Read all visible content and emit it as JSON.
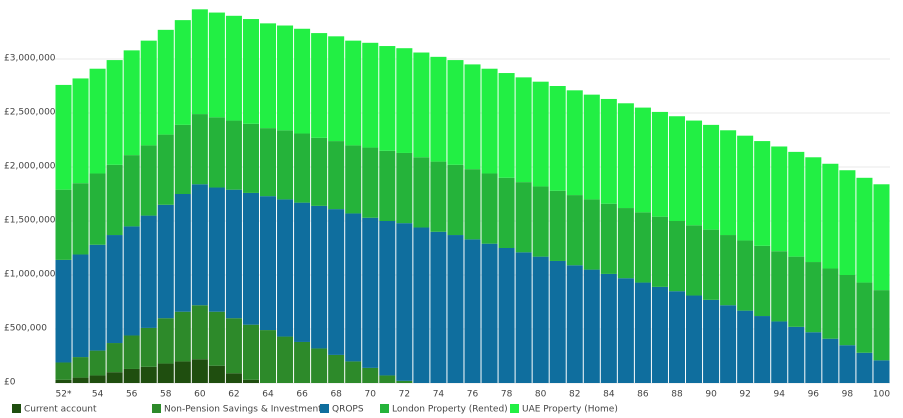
{
  "chart_data": {
    "type": "stacked_bar",
    "categories": [
      "52*",
      null,
      "54",
      null,
      "56",
      null,
      "58",
      null,
      "60",
      null,
      "62",
      null,
      "64",
      null,
      "66",
      null,
      "68",
      null,
      "70",
      null,
      "72",
      null,
      "74",
      null,
      "76",
      null,
      "78",
      null,
      "80",
      null,
      "82",
      null,
      "84",
      null,
      "86",
      null,
      "88",
      null,
      "90",
      null,
      "92",
      null,
      "94",
      null,
      "96",
      null,
      "98",
      null,
      "100"
    ],
    "series": [
      {
        "name": "Current account",
        "color": "#1f4e0f",
        "values": [
          30000,
          50000,
          70000,
          100000,
          130000,
          150000,
          180000,
          200000,
          220000,
          160000,
          90000,
          30000,
          0,
          0,
          0,
          0,
          0,
          0,
          0,
          0,
          0,
          0,
          0,
          0,
          0,
          0,
          0,
          0,
          0,
          0,
          0,
          0,
          0,
          0,
          0,
          0,
          0,
          0,
          0,
          0,
          0,
          0,
          0,
          0,
          0,
          0,
          0,
          0,
          0
        ]
      },
      {
        "name": "Non-Pension Savings & Investments",
        "color": "#2d8a2a",
        "values": [
          160000,
          190000,
          230000,
          270000,
          310000,
          360000,
          420000,
          460000,
          500000,
          500000,
          510000,
          510000,
          490000,
          430000,
          380000,
          320000,
          260000,
          200000,
          140000,
          70000,
          20000,
          0,
          0,
          0,
          0,
          0,
          0,
          0,
          0,
          0,
          0,
          0,
          0,
          0,
          0,
          0,
          0,
          0,
          0,
          0,
          0,
          0,
          0,
          0,
          0,
          0,
          0,
          0,
          0
        ]
      },
      {
        "name": "QROPS",
        "color": "#0f6e9e",
        "values": [
          950000,
          950000,
          980000,
          1000000,
          1010000,
          1040000,
          1050000,
          1090000,
          1120000,
          1150000,
          1190000,
          1220000,
          1240000,
          1270000,
          1290000,
          1320000,
          1350000,
          1370000,
          1390000,
          1430000,
          1460000,
          1440000,
          1400000,
          1370000,
          1330000,
          1290000,
          1250000,
          1210000,
          1170000,
          1130000,
          1090000,
          1050000,
          1010000,
          970000,
          930000,
          890000,
          850000,
          810000,
          770000,
          720000,
          670000,
          620000,
          570000,
          520000,
          470000,
          410000,
          350000,
          280000,
          210000
        ]
      },
      {
        "name": "London Property (Rented)",
        "color": "#25b33a",
        "values": [
          650000,
          660000,
          660000,
          650000,
          660000,
          650000,
          650000,
          640000,
          650000,
          650000,
          640000,
          640000,
          630000,
          640000,
          640000,
          630000,
          630000,
          630000,
          650000,
          650000,
          650000,
          650000,
          650000,
          650000,
          650000,
          650000,
          650000,
          650000,
          650000,
          650000,
          650000,
          650000,
          650000,
          650000,
          650000,
          650000,
          650000,
          650000,
          650000,
          650000,
          650000,
          650000,
          650000,
          650000,
          650000,
          650000,
          650000,
          650000,
          650000
        ]
      },
      {
        "name": "UAE Property (Home)",
        "color": "#22ef44",
        "values": [
          970000,
          970000,
          970000,
          970000,
          970000,
          970000,
          970000,
          970000,
          970000,
          970000,
          970000,
          970000,
          970000,
          970000,
          970000,
          970000,
          970000,
          970000,
          970000,
          970000,
          970000,
          970000,
          970000,
          970000,
          970000,
          970000,
          970000,
          970000,
          970000,
          970000,
          970000,
          970000,
          970000,
          970000,
          970000,
          970000,
          970000,
          970000,
          970000,
          970000,
          970000,
          970000,
          970000,
          970000,
          970000,
          970000,
          970000,
          970000,
          980000
        ]
      }
    ],
    "ylim": [
      0,
      3500000
    ],
    "yticks": [
      {
        "value": 0,
        "label": "£0"
      },
      {
        "value": 500000,
        "label": "£500,000"
      },
      {
        "value": 1000000,
        "label": "£1,000,000"
      },
      {
        "value": 1500000,
        "label": "£1,500,000"
      },
      {
        "value": 2000000,
        "label": "£2,000,000"
      },
      {
        "value": 2500000,
        "label": "£2,500,000"
      },
      {
        "value": 3000000,
        "label": "£3,000,000"
      }
    ],
    "grid": true,
    "legend": "bottom"
  }
}
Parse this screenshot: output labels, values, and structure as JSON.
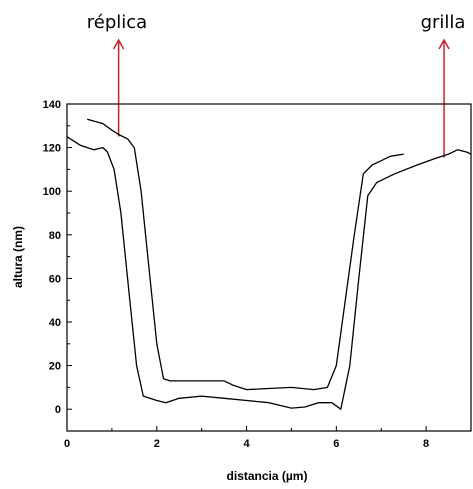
{
  "chart_data": {
    "type": "line",
    "xlabel": "distancia (µm)",
    "ylabel": "altura (nm)",
    "xlim": [
      0,
      9
    ],
    "ylim": [
      -10,
      140
    ],
    "xticks": [
      "0",
      "2",
      "4",
      "6",
      "8"
    ],
    "yticks": [
      "0",
      "20",
      "40",
      "60",
      "80",
      "100",
      "120",
      "140"
    ],
    "grid": false,
    "annotations": [
      {
        "text": "réplica",
        "points_to_series": "réplica",
        "x": 1.15
      },
      {
        "text": "grilla",
        "points_to_series": "grilla",
        "x": 8.4
      }
    ],
    "series": [
      {
        "id": "réplica",
        "values": [
          [
            0.45,
            133
          ],
          [
            0.8,
            131
          ],
          [
            1.0,
            128
          ],
          [
            1.15,
            126
          ],
          [
            1.35,
            124
          ],
          [
            1.5,
            120
          ],
          [
            1.65,
            100
          ],
          [
            1.8,
            70
          ],
          [
            1.9,
            50
          ],
          [
            2.0,
            30
          ],
          [
            2.15,
            14
          ],
          [
            2.3,
            13
          ],
          [
            2.6,
            13
          ],
          [
            3.0,
            13
          ],
          [
            3.5,
            13
          ],
          [
            3.7,
            11
          ],
          [
            4.0,
            9
          ],
          [
            4.5,
            9.5
          ],
          [
            5.0,
            10
          ],
          [
            5.5,
            9
          ],
          [
            5.8,
            10
          ],
          [
            6.0,
            20
          ],
          [
            6.2,
            50
          ],
          [
            6.4,
            80
          ],
          [
            6.6,
            108
          ],
          [
            6.8,
            112
          ],
          [
            7.0,
            114
          ],
          [
            7.2,
            116
          ],
          [
            7.5,
            117
          ]
        ]
      },
      {
        "id": "grilla",
        "values": [
          [
            0.0,
            125
          ],
          [
            0.3,
            121
          ],
          [
            0.6,
            119
          ],
          [
            0.8,
            120
          ],
          [
            0.9,
            118
          ],
          [
            1.05,
            110
          ],
          [
            1.2,
            90
          ],
          [
            1.4,
            50
          ],
          [
            1.55,
            20
          ],
          [
            1.7,
            6
          ],
          [
            2.0,
            4
          ],
          [
            2.2,
            3
          ],
          [
            2.5,
            5
          ],
          [
            3.0,
            6
          ],
          [
            3.5,
            5
          ],
          [
            4.0,
            4
          ],
          [
            4.5,
            3
          ],
          [
            5.0,
            0.5
          ],
          [
            5.3,
            1
          ],
          [
            5.6,
            3
          ],
          [
            5.9,
            3
          ],
          [
            6.1,
            0
          ],
          [
            6.3,
            20
          ],
          [
            6.5,
            60
          ],
          [
            6.7,
            98
          ],
          [
            6.9,
            104
          ],
          [
            7.3,
            108
          ],
          [
            7.8,
            112
          ],
          [
            8.2,
            115
          ],
          [
            8.5,
            117
          ],
          [
            8.7,
            119
          ],
          [
            8.9,
            118
          ],
          [
            9.0,
            117
          ]
        ]
      }
    ]
  }
}
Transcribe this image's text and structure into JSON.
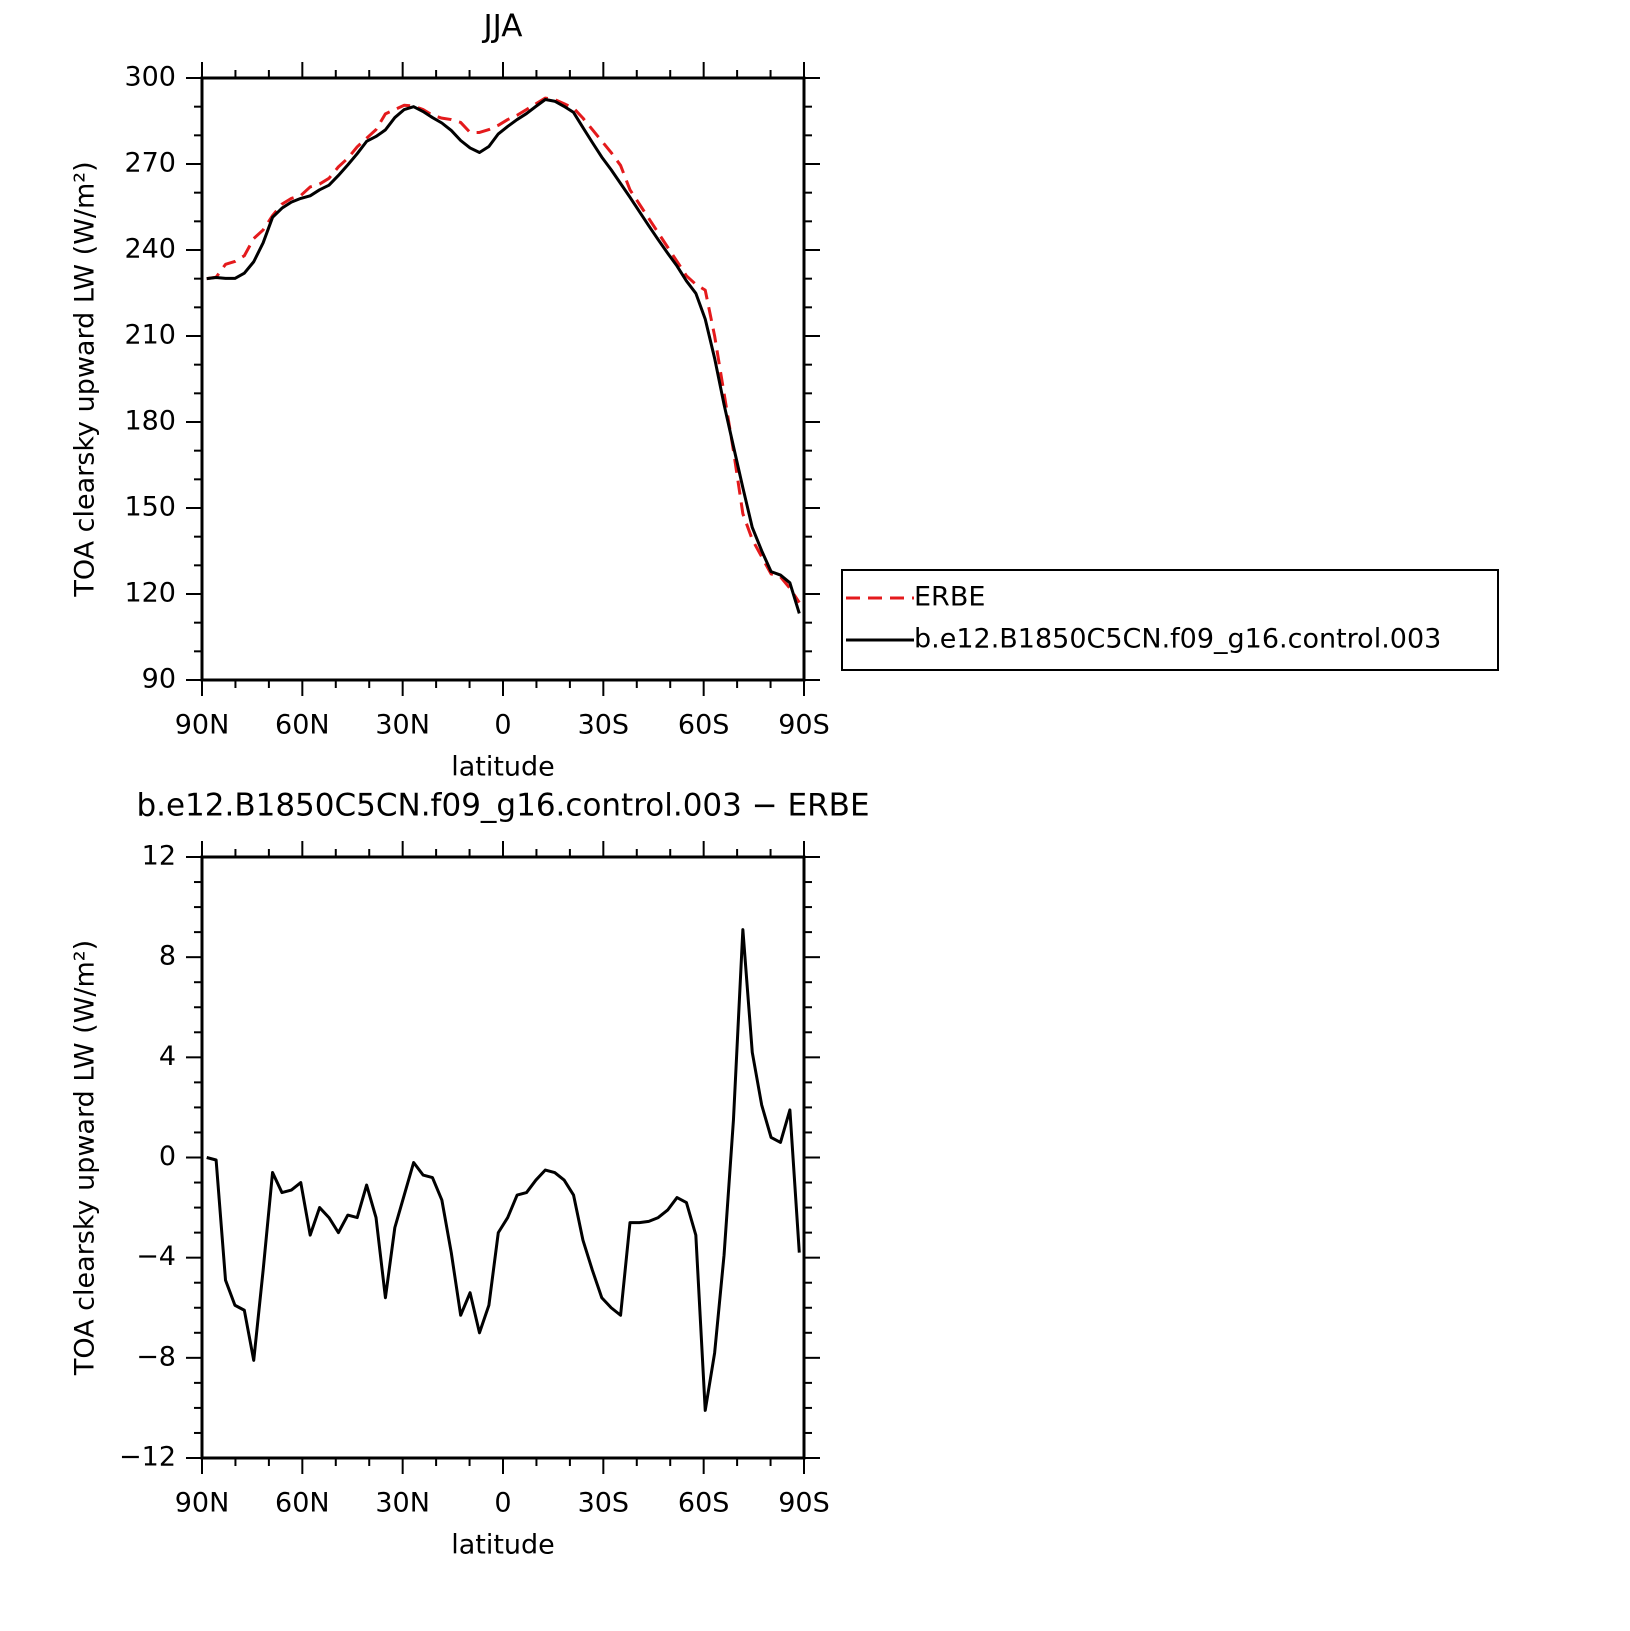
{
  "chart_data": [
    {
      "type": "line",
      "title": "JJA",
      "xlabel": "latitude",
      "ylabel": "TOA clearsky upward LW (W/m²)",
      "x": [
        88.59375,
        85.78125,
        82.96875,
        80.15625,
        77.34375,
        74.53125,
        71.71875,
        68.90625,
        66.09375,
        63.28125,
        60.46875,
        57.65625,
        54.84375,
        52.03125,
        49.21875,
        46.40625,
        43.59375,
        40.78125,
        37.96875,
        35.15625,
        32.34375,
        29.53125,
        26.71875,
        23.90625,
        21.09375,
        18.28125,
        15.46875,
        12.65625,
        9.84375,
        7.03125,
        4.21875,
        1.40625,
        -1.40625,
        -4.21875,
        -7.03125,
        -9.84375,
        -12.65625,
        -15.46875,
        -18.28125,
        -21.09375,
        -23.90625,
        -26.71875,
        -29.53125,
        -32.34375,
        -35.15625,
        -37.96875,
        -40.78125,
        -43.59375,
        -46.40625,
        -49.21875,
        -52.03125,
        -54.84375,
        -57.65625,
        -60.46875,
        -63.28125,
        -66.09375,
        -68.90625,
        -71.71875,
        -74.53125,
        -77.34375,
        -80.15625,
        -82.96875,
        -85.78125,
        -88.59375
      ],
      "series": [
        {
          "name": "ERBE",
          "color": "#e41a1c",
          "linestyle": "dashed",
          "values": [
            230,
            230.5,
            235,
            236,
            238,
            244,
            247,
            252,
            256,
            258,
            259,
            262,
            263,
            265,
            269,
            272,
            276,
            279,
            282,
            287.5,
            289,
            290.5,
            290.2,
            289,
            287,
            286,
            285.5,
            284.5,
            281,
            281,
            282,
            283.5,
            285.5,
            287,
            289,
            291,
            293,
            292.5,
            291,
            289.5,
            286,
            282,
            278,
            274,
            269.5,
            261,
            256,
            251,
            246,
            241,
            236,
            231,
            228,
            226,
            210,
            190,
            170,
            148,
            139,
            133,
            127,
            126,
            122,
            117
          ]
        },
        {
          "name": "b.e12.B1850C5CN.f09_g16.control.003",
          "color": "#000000",
          "linestyle": "solid",
          "values": [
            230.0,
            230.4,
            230.1,
            230.1,
            231.9,
            235.9,
            242.5,
            251.4,
            254.6,
            256.7,
            258.0,
            258.9,
            261.0,
            262.6,
            266.0,
            269.7,
            273.6,
            277.9,
            279.6,
            281.9,
            286.2,
            289.0,
            290.0,
            288.3,
            286.2,
            284.3,
            281.7,
            278.2,
            275.6,
            274.0,
            276.1,
            280.5,
            283.1,
            285.5,
            287.6,
            290.1,
            292.5,
            291.9,
            290.1,
            288.0,
            282.7,
            277.5,
            272.4,
            268.0,
            263.2,
            258.4,
            253.4,
            248.45,
            243.6,
            238.9,
            234.4,
            229.2,
            224.9,
            215.9,
            202.2,
            186.1,
            171.5,
            157.1,
            143.2,
            135.1,
            127.8,
            126.6,
            123.9,
            113.2
          ]
        }
      ],
      "xlim": [
        90,
        -90
      ],
      "xticks": [
        {
          "value": 90,
          "label": "90N"
        },
        {
          "value": 60,
          "label": "60N"
        },
        {
          "value": 30,
          "label": "30N"
        },
        0,
        {
          "value": -30,
          "label": "30S"
        },
        {
          "value": -60,
          "label": "60S"
        },
        {
          "value": -90,
          "label": "90S"
        }
      ],
      "ylim": [
        90,
        300
      ],
      "yticks": [
        90,
        120,
        150,
        180,
        210,
        240,
        270,
        300
      ],
      "legend": "outside-right"
    },
    {
      "type": "line",
      "title": "b.e12.B1850C5CN.f09_g16.control.003 − ERBE",
      "xlabel": "latitude",
      "ylabel": "TOA clearsky upward LW (W/m²)",
      "x": [
        88.59375,
        85.78125,
        82.96875,
        80.15625,
        77.34375,
        74.53125,
        71.71875,
        68.90625,
        66.09375,
        63.28125,
        60.46875,
        57.65625,
        54.84375,
        52.03125,
        49.21875,
        46.40625,
        43.59375,
        40.78125,
        37.96875,
        35.15625,
        32.34375,
        29.53125,
        26.71875,
        23.90625,
        21.09375,
        18.28125,
        15.46875,
        12.65625,
        9.84375,
        7.03125,
        4.21875,
        1.40625,
        -1.40625,
        -4.21875,
        -7.03125,
        -9.84375,
        -12.65625,
        -15.46875,
        -18.28125,
        -21.09375,
        -23.90625,
        -26.71875,
        -29.53125,
        -32.34375,
        -35.15625,
        -37.96875,
        -40.78125,
        -43.59375,
        -46.40625,
        -49.21875,
        -52.03125,
        -54.84375,
        -57.65625,
        -60.46875,
        -63.28125,
        -66.09375,
        -68.90625,
        -71.71875,
        -74.53125,
        -77.34375,
        -80.15625,
        -82.96875,
        -85.78125,
        -88.59375
      ],
      "series": [
        {
          "color": "#000000",
          "linestyle": "solid",
          "values": [
            0,
            -0.1,
            -4.9,
            -5.9,
            -6.1,
            -8.1,
            -4.5,
            -0.6,
            -1.4,
            -1.3,
            -1.0,
            -3.1,
            -2.0,
            -2.4,
            -3.0,
            -2.3,
            -2.4,
            -1.1,
            -2.4,
            -5.6,
            -2.8,
            -1.5,
            -0.2,
            -0.7,
            -0.8,
            -1.7,
            -3.8,
            -6.3,
            -5.4,
            -7.0,
            -5.9,
            -3.0,
            -2.4,
            -1.5,
            -1.4,
            -0.9,
            -0.5,
            -0.6,
            -0.9,
            -1.5,
            -3.3,
            -4.5,
            -5.6,
            -6.0,
            -6.3,
            -2.6,
            -2.6,
            -2.55,
            -2.4,
            -2.1,
            -1.6,
            -1.8,
            -3.1,
            -10.1,
            -7.8,
            -3.9,
            1.5,
            9.1,
            4.2,
            2.1,
            0.8,
            0.6,
            1.9,
            -3.8
          ]
        }
      ],
      "xlim": [
        90,
        -90
      ],
      "xticks": [
        {
          "value": 90,
          "label": "90N"
        },
        {
          "value": 60,
          "label": "60N"
        },
        {
          "value": 30,
          "label": "30N"
        },
        0,
        {
          "value": -30,
          "label": "30S"
        },
        {
          "value": -60,
          "label": "60S"
        },
        {
          "value": -90,
          "label": "90S"
        }
      ],
      "ylim": [
        -12,
        12
      ],
      "yticks": [
        {
          "value": -12,
          "label": "−12"
        },
        {
          "value": -8,
          "label": "−8"
        },
        {
          "value": -4,
          "label": "−4"
        },
        0,
        4,
        8,
        12
      ]
    }
  ]
}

§ Exercise prompt
Each line holding "ERBE" must be found and copied.

§ Finished exercise
          "name": "ERBE",
      "title": "b.e12.B1850C5CN.f09_g16.control.003 − ERBE",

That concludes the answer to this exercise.